GIVEN TASK =
Retype the material word for word.

Begin RECORD EXCERPTS

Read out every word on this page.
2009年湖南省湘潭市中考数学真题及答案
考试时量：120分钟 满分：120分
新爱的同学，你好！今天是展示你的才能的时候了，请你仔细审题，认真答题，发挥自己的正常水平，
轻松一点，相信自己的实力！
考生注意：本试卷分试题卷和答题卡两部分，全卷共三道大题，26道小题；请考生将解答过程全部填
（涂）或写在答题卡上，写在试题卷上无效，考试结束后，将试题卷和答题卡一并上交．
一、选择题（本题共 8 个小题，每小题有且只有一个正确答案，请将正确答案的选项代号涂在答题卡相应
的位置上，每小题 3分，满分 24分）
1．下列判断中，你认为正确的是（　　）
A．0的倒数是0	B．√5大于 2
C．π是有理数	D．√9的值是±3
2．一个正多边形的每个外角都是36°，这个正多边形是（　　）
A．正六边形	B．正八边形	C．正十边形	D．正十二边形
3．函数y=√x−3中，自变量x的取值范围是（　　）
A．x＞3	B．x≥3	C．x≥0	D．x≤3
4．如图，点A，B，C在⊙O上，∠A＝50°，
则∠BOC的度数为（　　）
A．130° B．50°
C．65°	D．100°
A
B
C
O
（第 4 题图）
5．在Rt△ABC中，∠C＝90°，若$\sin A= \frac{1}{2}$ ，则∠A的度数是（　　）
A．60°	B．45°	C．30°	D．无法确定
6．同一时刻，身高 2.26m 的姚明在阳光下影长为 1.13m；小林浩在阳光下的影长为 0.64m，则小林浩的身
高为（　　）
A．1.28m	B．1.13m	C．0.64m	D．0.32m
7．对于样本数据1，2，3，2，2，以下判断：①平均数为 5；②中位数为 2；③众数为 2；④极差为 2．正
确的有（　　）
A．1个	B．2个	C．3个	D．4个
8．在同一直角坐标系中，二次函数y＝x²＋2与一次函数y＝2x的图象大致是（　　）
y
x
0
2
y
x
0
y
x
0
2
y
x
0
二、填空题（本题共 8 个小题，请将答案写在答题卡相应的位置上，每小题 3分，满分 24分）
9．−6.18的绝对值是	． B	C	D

End RECORD EXCERPTS

SOLUTION TO THIS PROBLEM =
Read out every word on this page.
2009年湖南省湘潭市中考数学真题及答案
考试时量：120分钟 满分：120分
新爱的同学，你好！今天是展示你的才能的时候了，请你仔细审题，认真答题，发挥自己的正常水平，
轻松一点，相信自己的实力！
考生注意：本试卷分试题卷和答题卡两部分，全卷共三道大题，26道小题；请考生将解答过程全部填
（涂）或写在答题卡上，写在试题卷上无效，考试结束后，将试题卷和答题卡一并上交．
一、选择题（本题共 8 个小题，每小题有且只有一个正确答案，请将正确答案的选项代号涂在答题卡相应
的位置上，每小题 3分，满分 24分）
1．下列判断中，你认为正确的是（　　）
A．0的倒数是0	B．√5大于 2
C．π是有理数	D．√9的值是±3
2．一个正多边形的每个外角都是36°，这个正多边形是（　　）
A．正六边形	B．正八边形	C．正十边形	D．正十二边形
3．函数y=√x−3中，自变量x的取值范围是（　　）
A．x＞3	B．x≥3	C．x≥0	D．x≤3
4．如图，点A，B，C在⊙O上，∠A＝50°，
则∠BOC的度数为（　　）
A．130° B．50°
C．65°	D．100°
A
B
C
O
（第 4 题图）
5．在Rt△ABC中，∠C＝90°，若$\sin A= \frac{1}{2}$ ，则∠A的度数是（　　）
A．60°	B．45°	C．30°	D．无法确定
6．同一时刻，身高 2.26m 的姚明在阳光下影长为 1.13m；小林浩在阳光下的影长为 0.64m，则小林浩的身
高为（　　）
A．1.28m	B．1.13m	C．0.64m	D．0.32m
7．对于样本数据1，2，3，2，2，以下判断：①平均数为 5；②中位数为 2；③众数为 2；④极差为 2．正
确的有（　　）
A．1个	B．2个	C．3个	D．4个
8．在同一直角坐标系中，二次函数y＝x²＋2与一次函数y＝2x的图象大致是（　　）
y
x
0
2
y
x
0
y
x
0
2
y
x
0
二、填空题（本题共 8 个小题，请将答案写在答题卡相应的位置上，每小题 3分，满分 24分）
9．−6.18的绝对值是	． B	C	D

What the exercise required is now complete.